Task to complete -> Pick out the lines below that contain the string "dějství" and copy them all.

Records shown ->

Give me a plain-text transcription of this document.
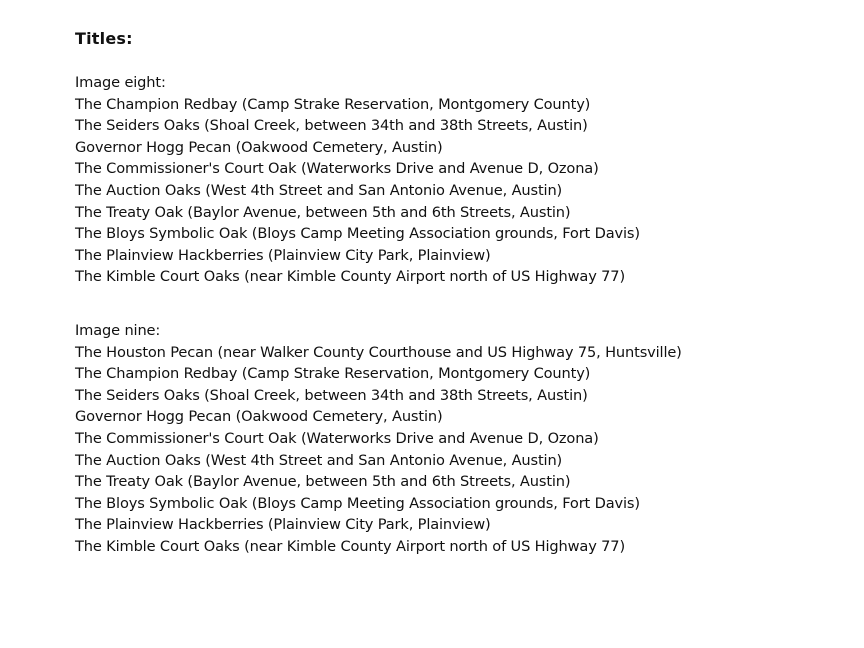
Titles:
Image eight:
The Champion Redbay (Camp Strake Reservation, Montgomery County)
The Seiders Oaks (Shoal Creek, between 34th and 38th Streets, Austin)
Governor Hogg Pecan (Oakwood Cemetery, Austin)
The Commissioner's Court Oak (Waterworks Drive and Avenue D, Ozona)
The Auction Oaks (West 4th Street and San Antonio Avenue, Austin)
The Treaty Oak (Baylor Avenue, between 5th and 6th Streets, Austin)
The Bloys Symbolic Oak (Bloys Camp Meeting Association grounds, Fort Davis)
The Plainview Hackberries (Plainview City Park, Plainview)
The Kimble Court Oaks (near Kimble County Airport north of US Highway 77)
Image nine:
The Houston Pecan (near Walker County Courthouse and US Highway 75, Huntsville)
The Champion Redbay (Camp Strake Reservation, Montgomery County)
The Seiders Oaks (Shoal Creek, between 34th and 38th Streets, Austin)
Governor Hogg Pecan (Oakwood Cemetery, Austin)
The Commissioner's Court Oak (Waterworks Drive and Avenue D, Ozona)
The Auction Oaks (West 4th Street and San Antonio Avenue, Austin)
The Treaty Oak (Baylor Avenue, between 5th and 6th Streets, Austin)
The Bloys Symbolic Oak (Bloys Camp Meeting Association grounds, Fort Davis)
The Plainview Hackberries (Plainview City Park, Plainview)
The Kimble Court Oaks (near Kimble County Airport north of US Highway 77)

---

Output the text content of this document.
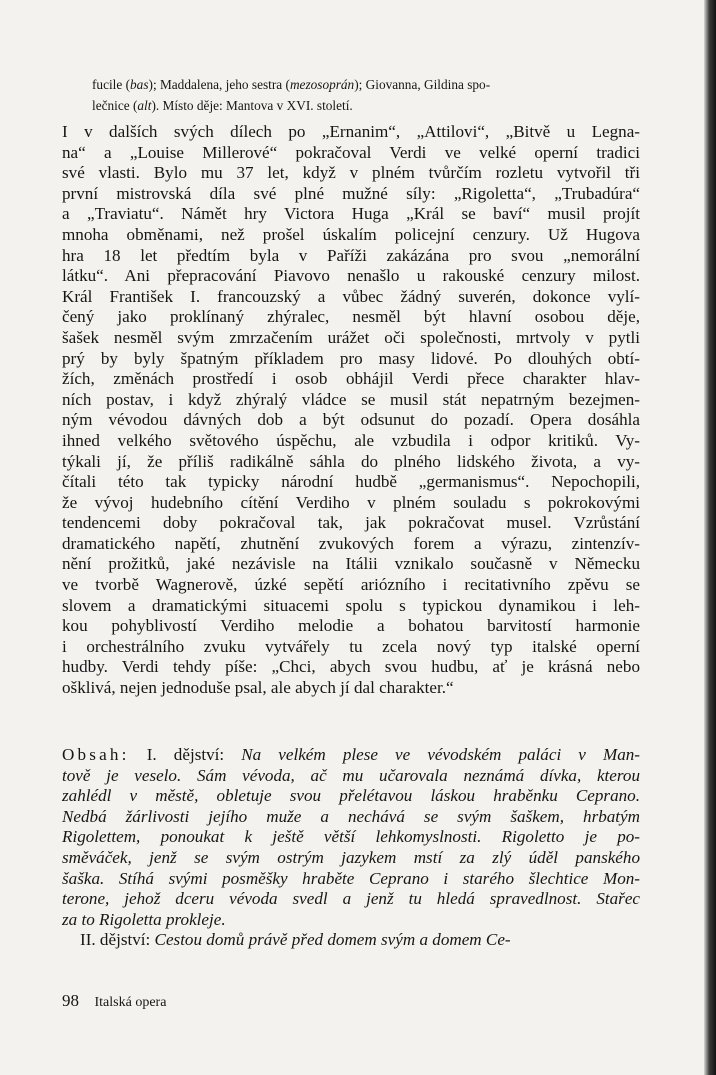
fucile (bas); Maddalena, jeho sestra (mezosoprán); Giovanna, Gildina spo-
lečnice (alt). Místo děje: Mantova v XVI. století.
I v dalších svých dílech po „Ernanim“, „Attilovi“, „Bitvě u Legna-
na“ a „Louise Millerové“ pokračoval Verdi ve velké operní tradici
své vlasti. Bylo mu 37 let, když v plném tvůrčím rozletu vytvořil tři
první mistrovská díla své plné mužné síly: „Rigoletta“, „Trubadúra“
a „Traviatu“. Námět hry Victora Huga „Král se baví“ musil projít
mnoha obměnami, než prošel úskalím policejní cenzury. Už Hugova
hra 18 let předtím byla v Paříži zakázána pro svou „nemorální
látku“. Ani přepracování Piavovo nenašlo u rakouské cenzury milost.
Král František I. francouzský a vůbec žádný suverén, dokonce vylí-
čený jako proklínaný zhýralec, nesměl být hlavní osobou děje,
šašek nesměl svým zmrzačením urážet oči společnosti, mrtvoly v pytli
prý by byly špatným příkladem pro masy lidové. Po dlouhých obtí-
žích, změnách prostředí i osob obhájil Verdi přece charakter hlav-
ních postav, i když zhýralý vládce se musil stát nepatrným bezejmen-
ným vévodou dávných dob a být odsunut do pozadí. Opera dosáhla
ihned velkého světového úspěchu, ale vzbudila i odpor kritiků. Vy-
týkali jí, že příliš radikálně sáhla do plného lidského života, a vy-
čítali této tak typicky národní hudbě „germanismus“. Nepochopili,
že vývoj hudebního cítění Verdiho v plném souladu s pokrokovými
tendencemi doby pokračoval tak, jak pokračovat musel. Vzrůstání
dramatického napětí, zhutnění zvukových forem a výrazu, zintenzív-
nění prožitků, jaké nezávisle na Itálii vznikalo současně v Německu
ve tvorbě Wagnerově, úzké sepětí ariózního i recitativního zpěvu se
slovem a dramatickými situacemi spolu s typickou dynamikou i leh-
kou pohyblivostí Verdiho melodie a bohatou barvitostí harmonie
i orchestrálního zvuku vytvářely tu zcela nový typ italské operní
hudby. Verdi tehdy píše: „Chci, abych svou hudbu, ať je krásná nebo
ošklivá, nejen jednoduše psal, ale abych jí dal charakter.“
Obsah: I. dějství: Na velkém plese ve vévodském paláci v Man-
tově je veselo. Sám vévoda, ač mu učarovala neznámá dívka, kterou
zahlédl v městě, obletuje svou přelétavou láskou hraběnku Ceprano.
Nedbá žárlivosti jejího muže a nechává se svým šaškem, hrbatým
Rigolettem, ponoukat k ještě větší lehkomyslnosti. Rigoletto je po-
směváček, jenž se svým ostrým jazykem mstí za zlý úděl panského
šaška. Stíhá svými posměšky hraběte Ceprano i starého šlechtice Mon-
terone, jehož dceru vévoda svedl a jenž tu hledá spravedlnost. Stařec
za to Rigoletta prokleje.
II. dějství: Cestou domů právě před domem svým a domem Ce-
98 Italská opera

Answer to the task ->
Obsah: I. dějství: Na velkém plese ve vévodském paláci v Man-
II. dějství: Cestou domů právě před domem svým a domem Ce-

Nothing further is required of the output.